• SUPPLIED MATERIAL:

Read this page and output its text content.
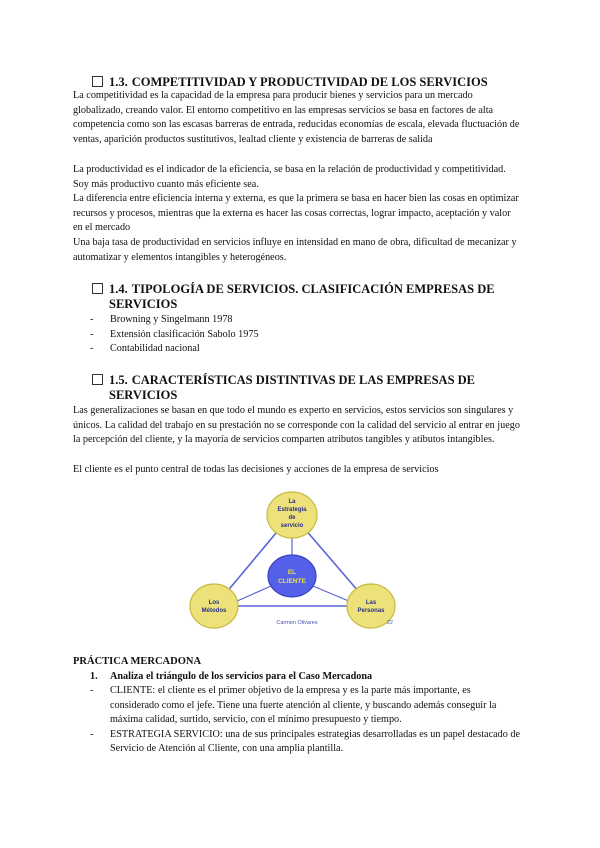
1.3. COMPETITIVIDAD Y PRODUCTIVIDAD DE LOS SERVICIOS
La competitividad es la capacidad de la empresa para producir bienes y servicios para un mercado globalizado, creando valor. El entorno competitivo en las empresas servicios se basa en factores de alta competencia como son las escasas barreras de entrada, reducidas economías de escala, elevada fluctuación de ventas, aparición productos sustitutivos, lealtad cliente y existencia de barreras de salida
La productividad es el indicador de la eficiencia, se basa en la relación de productividad y competitividad. Soy más productivo cuanto más eficiente sea.
La diferencia entre eficiencia interna y externa, es que la primera se basa en hacer bien las cosas en optimizar recursos y procesos, mientras que la externa es hacer las cosas correctas, lograr impacto, aceptación y valor en el mercado
Una baja tasa de productividad en servicios influye en intensidad en mano de obra, dificultad de mecanizar y automatizar y elementos intangibles y heterogéneos.
1.4. TIPOLOGÍA DE SERVICIOS. CLASIFICACIÓN EMPRESAS DE
SERVICIOS
- Browning y Singelmann 1978
- Extensión clasificación Sabolo 1975
- Contabilidad nacional
1.5. CARACTERÍSTICAS DISTINTIVAS DE LAS EMPRESAS DE
SERVICIOS
Las generalizaciones se basan en que todo el mundo es experto en servicios, estos servicios son singulares y únicos. La calidad del trabajo en su prestación no se corresponde con la calidad del servicio al entrar en juego la percepción del cliente, y la mayoría de servicios comparten atributos tangibles y atibutos intangibles.
El cliente es el punto central de todas las decisiones y acciones de la empresa de servicios
La
Estrategia
de
servicio
EL
CLIENTE
Los
Métodos
Las
Personas
Carmen Olivares	22
PRÁCTICA MERCADONA
1. Analiza el triángulo de los servicios para el Caso Mercadona
- CLIENTE: el cliente es el primer objetivo de la empresa y es la parte más importante, es considerado como el jefe. Tiene una fuerte atención al cliente, y buscando además conseguir la máxima calidad, surtido, servicio, con el mínimo presupuesto y tiempo.
- ESTRATEGIA SERVICIO: una de sus principales estrategias desarrolladas es un papel destacado de Servicio de Atención al Cliente, con una amplia plantilla.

• TO DO: Leave out the pictures and output the rest of the material exactly as written.

• WORKED ANSWER:
Read this page and output its text content.
1.3. COMPETITIVIDAD Y PRODUCTIVIDAD DE LOS SERVICIOS
La competitividad es la capacidad de la empresa para producir bienes y servicios para un mercado globalizado, creando valor. El entorno competitivo en las empresas servicios se basa en factores de alta competencia como son las escasas barreras de entrada, reducidas economías de escala, elevada fluctuación de ventas, aparición productos sustitutivos, lealtad cliente y existencia de barreras de salida
La productividad es el indicador de la eficiencia, se basa en la relación de productividad y competitividad. Soy más productivo cuanto más eficiente sea.
La diferencia entre eficiencia interna y externa, es que la primera se basa en hacer bien las cosas en optimizar recursos y procesos, mientras que la externa es hacer las cosas correctas, lograr impacto, aceptación y valor en el mercado
Una baja tasa de productividad en servicios influye en intensidad en mano de obra, dificultad de mecanizar y automatizar y elementos intangibles y heterogéneos.
1.4. TIPOLOGÍA DE SERVICIOS. CLASIFICACIÓN EMPRESAS DE
SERVICIOS
- Browning y Singelmann 1978
- Extensión clasificación Sabolo 1975
- Contabilidad nacional
1.5. CARACTERÍSTICAS DISTINTIVAS DE LAS EMPRESAS DE
SERVICIOS
Las generalizaciones se basan en que todo el mundo es experto en servicios, estos servicios son singulares y únicos. La calidad del trabajo en su prestación no se corresponde con la calidad del servicio al entrar en juego la percepción del cliente, y la mayoría de servicios comparten atributos tangibles y atibutos intangibles.
El cliente es el punto central de todas las decisiones y acciones de la empresa de servicios
La
Estrategia
de
servicio
EL
CLIENTE
Los
Métodos
Las
Personas
Carmen Olivares	22
PRÁCTICA MERCADONA
1. Analiza el triángulo de los servicios para el Caso Mercadona
- CLIENTE: el cliente es el primer objetivo de la empresa y es la parte más importante, es considerado como el jefe. Tiene una fuerte atención al cliente, y buscando además conseguir la máxima calidad, surtido, servicio, con el mínimo presupuesto y tiempo.
- ESTRATEGIA SERVICIO: una de sus principales estrategias desarrolladas es un papel destacado de Servicio de Atención al Cliente, con una amplia plantilla.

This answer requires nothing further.